Provided data start

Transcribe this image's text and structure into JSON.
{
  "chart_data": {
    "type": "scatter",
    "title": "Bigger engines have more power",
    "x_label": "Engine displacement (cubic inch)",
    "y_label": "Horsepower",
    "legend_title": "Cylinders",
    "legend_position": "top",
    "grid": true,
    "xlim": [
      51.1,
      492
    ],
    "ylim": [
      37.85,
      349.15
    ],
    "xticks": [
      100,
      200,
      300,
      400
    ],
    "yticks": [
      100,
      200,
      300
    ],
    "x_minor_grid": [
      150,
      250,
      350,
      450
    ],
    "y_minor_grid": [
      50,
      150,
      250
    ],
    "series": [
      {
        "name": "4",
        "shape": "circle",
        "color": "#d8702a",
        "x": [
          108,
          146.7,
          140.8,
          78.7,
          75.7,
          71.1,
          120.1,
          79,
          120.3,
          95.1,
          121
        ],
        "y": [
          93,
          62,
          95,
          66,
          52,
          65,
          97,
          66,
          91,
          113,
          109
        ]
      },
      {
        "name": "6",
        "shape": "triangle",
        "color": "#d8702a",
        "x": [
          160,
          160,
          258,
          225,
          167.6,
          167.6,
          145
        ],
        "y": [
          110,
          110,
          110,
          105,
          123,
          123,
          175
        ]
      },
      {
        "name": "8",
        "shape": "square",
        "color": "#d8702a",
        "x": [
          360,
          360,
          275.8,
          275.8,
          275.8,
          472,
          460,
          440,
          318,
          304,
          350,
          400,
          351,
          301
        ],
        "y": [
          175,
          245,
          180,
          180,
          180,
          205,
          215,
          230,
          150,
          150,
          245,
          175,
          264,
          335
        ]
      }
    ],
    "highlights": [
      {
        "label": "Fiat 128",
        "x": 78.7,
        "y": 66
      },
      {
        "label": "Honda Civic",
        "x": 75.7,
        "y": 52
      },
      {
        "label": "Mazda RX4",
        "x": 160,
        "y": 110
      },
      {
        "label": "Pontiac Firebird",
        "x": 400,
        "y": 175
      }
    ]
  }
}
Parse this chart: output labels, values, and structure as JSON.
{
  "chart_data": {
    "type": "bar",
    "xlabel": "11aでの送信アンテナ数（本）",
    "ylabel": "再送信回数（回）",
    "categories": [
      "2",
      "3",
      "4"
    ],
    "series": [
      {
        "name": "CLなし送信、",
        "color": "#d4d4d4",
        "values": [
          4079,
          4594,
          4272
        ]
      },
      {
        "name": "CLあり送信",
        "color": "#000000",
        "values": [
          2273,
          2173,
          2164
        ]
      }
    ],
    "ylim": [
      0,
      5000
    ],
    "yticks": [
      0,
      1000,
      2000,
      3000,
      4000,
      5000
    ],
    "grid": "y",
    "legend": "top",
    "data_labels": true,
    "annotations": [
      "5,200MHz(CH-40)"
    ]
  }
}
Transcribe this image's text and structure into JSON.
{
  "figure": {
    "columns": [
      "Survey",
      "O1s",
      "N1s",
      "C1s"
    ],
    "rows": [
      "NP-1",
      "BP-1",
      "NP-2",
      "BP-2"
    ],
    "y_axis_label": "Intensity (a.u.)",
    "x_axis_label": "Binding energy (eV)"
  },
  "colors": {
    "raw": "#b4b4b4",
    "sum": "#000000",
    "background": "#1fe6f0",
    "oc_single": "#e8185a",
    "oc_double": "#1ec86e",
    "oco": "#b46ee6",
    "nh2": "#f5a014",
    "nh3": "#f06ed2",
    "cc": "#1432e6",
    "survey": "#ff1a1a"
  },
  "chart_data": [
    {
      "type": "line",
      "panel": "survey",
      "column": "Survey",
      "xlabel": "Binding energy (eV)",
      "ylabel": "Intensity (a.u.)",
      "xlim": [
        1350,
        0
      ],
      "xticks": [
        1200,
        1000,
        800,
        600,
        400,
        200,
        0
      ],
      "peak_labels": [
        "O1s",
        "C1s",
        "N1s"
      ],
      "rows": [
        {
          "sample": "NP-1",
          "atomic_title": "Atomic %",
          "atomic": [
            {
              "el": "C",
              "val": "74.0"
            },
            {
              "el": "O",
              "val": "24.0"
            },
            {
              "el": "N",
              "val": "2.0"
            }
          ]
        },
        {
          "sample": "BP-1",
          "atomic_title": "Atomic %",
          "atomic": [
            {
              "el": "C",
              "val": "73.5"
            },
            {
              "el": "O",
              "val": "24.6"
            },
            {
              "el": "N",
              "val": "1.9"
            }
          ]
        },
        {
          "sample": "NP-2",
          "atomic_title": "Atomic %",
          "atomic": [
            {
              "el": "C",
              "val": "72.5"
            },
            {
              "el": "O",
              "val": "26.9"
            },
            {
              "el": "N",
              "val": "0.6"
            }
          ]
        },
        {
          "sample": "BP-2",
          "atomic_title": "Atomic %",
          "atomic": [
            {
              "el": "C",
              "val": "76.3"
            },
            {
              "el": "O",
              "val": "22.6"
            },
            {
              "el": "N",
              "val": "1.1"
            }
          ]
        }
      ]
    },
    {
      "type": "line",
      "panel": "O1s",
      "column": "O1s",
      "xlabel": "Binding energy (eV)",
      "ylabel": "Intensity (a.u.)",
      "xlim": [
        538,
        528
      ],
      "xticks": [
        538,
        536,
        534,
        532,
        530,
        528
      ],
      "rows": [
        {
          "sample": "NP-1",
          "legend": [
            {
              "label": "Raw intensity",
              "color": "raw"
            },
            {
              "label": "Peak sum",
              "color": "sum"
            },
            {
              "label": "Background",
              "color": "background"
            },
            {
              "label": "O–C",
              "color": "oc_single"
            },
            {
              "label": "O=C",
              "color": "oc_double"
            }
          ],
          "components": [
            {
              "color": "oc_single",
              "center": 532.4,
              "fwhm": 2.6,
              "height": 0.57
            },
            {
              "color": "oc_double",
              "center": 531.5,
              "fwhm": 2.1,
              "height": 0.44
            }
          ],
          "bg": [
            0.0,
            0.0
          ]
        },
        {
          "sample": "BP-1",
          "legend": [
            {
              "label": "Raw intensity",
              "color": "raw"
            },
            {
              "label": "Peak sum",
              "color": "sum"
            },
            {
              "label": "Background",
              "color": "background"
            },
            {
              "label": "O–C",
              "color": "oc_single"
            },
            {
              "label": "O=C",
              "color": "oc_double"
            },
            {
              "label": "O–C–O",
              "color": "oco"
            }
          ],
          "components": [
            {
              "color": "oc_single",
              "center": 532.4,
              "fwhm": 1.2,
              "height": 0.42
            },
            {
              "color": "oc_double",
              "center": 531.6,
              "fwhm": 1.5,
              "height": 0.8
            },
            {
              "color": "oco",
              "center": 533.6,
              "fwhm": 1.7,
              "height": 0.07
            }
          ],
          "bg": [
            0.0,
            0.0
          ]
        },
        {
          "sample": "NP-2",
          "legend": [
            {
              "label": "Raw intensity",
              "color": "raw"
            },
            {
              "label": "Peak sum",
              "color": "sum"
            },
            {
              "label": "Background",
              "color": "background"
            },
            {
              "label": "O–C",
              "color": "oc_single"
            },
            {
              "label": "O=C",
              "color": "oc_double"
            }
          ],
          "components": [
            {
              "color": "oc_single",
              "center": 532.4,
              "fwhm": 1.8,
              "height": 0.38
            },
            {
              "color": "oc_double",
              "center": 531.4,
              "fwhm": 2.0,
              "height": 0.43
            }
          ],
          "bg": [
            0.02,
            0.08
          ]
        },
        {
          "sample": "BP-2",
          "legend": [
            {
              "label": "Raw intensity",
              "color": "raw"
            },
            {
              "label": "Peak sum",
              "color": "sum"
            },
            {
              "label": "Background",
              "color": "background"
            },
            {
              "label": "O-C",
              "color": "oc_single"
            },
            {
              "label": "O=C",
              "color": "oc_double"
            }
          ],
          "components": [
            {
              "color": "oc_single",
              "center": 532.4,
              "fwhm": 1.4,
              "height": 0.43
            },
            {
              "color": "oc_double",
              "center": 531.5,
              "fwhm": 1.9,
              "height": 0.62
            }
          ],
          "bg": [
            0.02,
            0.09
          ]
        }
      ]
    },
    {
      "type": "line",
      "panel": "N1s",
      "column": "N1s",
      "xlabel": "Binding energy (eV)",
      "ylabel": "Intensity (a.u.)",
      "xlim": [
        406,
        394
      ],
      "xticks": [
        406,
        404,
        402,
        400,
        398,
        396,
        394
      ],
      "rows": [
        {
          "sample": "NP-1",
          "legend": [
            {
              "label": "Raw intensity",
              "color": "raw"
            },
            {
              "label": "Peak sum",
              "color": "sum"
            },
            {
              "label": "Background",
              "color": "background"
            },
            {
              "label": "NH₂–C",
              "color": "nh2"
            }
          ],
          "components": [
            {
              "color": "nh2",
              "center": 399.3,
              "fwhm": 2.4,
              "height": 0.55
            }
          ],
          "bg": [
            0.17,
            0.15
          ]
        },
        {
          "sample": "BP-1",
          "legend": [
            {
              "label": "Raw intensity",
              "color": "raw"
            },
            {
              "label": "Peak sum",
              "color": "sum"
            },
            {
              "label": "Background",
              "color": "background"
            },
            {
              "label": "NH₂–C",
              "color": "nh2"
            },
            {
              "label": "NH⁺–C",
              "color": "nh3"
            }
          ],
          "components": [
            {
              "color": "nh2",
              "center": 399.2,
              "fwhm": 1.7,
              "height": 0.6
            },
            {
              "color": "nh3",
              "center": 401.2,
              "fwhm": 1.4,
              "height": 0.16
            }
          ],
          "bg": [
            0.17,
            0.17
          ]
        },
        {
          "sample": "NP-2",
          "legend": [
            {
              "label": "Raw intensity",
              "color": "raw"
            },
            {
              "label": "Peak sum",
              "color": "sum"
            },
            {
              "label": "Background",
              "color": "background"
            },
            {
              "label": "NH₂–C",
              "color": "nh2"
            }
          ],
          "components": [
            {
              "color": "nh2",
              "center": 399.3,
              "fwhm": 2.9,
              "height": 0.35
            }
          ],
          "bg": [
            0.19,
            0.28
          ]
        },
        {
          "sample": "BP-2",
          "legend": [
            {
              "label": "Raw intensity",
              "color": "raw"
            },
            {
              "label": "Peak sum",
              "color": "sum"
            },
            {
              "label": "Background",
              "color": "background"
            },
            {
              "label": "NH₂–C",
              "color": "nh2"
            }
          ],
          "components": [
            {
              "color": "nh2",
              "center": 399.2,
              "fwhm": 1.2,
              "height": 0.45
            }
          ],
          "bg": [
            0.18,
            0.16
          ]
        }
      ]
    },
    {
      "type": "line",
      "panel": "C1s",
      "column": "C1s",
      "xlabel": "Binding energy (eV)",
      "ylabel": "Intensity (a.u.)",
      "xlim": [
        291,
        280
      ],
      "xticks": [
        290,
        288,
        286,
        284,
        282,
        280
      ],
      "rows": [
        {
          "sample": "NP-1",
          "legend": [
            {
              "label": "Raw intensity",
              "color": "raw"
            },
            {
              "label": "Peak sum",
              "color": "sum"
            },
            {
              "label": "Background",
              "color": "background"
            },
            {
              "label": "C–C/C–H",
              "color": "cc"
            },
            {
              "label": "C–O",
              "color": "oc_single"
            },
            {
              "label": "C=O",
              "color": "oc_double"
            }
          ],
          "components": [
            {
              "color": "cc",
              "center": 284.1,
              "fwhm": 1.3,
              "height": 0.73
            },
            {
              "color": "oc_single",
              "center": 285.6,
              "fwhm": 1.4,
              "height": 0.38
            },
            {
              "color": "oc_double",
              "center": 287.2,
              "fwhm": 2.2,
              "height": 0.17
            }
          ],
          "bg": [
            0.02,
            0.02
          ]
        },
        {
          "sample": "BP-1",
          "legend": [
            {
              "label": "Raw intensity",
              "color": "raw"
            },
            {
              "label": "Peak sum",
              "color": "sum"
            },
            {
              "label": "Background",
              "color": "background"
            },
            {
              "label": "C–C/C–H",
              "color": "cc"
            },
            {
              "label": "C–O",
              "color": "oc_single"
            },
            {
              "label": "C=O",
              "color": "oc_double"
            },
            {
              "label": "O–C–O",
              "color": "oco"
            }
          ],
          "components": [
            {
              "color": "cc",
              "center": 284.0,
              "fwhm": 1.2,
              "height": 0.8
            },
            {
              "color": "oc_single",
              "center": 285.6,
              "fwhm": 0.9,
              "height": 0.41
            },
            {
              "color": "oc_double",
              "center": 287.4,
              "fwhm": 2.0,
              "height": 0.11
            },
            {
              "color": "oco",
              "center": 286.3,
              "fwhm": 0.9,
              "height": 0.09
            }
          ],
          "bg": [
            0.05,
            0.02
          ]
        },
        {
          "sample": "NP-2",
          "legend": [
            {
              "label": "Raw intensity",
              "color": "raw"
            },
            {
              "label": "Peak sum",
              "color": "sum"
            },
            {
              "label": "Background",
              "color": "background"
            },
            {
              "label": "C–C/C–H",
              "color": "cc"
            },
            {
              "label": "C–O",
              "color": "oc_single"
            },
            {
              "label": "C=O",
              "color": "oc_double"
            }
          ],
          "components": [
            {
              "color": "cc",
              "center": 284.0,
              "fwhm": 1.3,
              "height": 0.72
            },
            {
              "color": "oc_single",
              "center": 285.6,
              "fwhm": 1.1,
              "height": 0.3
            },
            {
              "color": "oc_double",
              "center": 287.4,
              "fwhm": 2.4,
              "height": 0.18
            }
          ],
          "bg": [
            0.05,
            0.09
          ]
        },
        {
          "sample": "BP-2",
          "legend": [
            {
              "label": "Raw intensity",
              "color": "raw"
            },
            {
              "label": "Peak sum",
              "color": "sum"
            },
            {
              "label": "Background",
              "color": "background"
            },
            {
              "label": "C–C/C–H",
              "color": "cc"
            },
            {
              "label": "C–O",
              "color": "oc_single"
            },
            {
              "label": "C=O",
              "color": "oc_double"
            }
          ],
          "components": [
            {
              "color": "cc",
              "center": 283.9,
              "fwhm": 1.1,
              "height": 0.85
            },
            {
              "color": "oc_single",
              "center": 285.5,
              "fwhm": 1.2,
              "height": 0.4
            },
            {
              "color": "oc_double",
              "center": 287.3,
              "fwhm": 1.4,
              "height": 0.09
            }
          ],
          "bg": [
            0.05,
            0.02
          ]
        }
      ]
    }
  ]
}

Provided data end

■ Problem to solve ■
Extract all lines from the data in which "name" is found.

■ Response to the task ■
        "name": "4",
        "name": "6",
        "name": "8",
        "name": "CLなし送信、",
        "name": "CLあり送信",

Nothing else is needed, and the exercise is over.